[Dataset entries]
'''

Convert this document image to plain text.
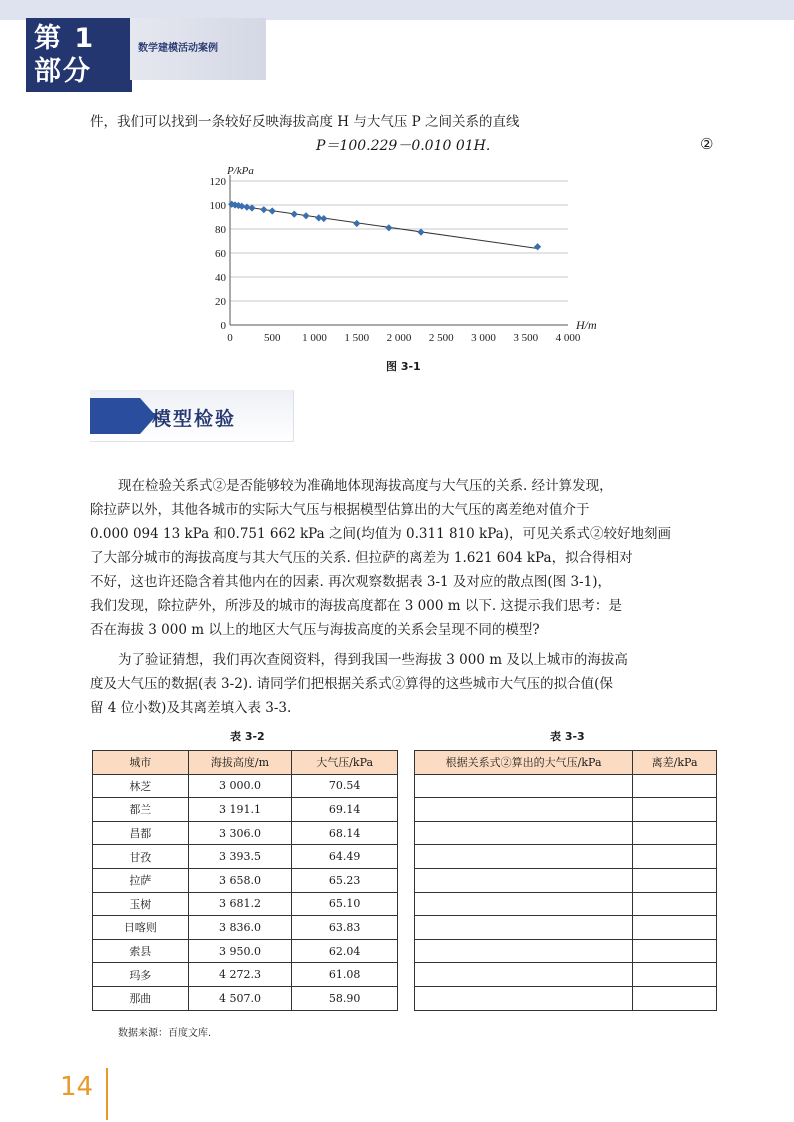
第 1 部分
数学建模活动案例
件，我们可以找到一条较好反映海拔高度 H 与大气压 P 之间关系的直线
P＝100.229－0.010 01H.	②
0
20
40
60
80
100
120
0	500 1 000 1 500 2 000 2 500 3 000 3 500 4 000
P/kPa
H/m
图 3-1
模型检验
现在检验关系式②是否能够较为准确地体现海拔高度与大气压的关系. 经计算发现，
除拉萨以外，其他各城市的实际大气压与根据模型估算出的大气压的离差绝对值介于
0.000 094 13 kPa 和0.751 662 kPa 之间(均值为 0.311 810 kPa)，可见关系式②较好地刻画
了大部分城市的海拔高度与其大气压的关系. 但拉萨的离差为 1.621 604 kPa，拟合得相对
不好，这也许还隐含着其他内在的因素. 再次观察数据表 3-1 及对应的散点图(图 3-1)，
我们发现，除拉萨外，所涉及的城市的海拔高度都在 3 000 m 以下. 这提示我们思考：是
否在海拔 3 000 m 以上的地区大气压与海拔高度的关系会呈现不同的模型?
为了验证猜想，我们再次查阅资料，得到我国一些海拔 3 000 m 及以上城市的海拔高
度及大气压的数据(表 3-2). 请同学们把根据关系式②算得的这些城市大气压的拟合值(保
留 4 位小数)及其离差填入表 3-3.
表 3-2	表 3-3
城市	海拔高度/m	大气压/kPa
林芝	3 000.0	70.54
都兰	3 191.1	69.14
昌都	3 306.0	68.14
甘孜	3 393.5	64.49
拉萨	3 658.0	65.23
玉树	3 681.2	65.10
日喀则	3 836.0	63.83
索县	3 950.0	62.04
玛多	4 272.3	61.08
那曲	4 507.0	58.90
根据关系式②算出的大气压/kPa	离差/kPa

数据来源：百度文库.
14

'''

WHAT YOU HAVE TO DO — From the listing above, print every entry precisely and drop the pictures.

RESULT BELOW —
Convert this document image to plain text.
第 1 部分
数学建模活动案例
件，我们可以找到一条较好反映海拔高度 H 与大气压 P 之间关系的直线
P＝100.229－0.010 01H.	②
0
20
40
60
80
100
120
0	500 1 000 1 500 2 000 2 500 3 000 3 500 4 000
P/kPa
H/m
图 3-1
模型检验
现在检验关系式②是否能够较为准确地体现海拔高度与大气压的关系. 经计算发现，
除拉萨以外，其他各城市的实际大气压与根据模型估算出的大气压的离差绝对值介于
0.000 094 13 kPa 和0.751 662 kPa 之间(均值为 0.311 810 kPa)，可见关系式②较好地刻画
了大部分城市的海拔高度与其大气压的关系. 但拉萨的离差为 1.621 604 kPa，拟合得相对
不好，这也许还隐含着其他内在的因素. 再次观察数据表 3-1 及对应的散点图(图 3-1)，
我们发现，除拉萨外，所涉及的城市的海拔高度都在 3 000 m 以下. 这提示我们思考：是
否在海拔 3 000 m 以上的地区大气压与海拔高度的关系会呈现不同的模型?
为了验证猜想，我们再次查阅资料，得到我国一些海拔 3 000 m 及以上城市的海拔高
度及大气压的数据(表 3-2). 请同学们把根据关系式②算得的这些城市大气压的拟合值(保
留 4 位小数)及其离差填入表 3-3.
表 3-2	表 3-3
城市	海拔高度/m	大气压/kPa
林芝	3 000.0	70.54
都兰	3 191.1	69.14
昌都	3 306.0	68.14
甘孜	3 393.5	64.49
拉萨	3 658.0	65.23
玉树	3 681.2	65.10
日喀则	3 836.0	63.83
索县	3 950.0	62.04
玛多	4 272.3	61.08
那曲	4 507.0	58.90
根据关系式②算出的大气压/kPa	离差/kPa

数据来源：百度文库.
14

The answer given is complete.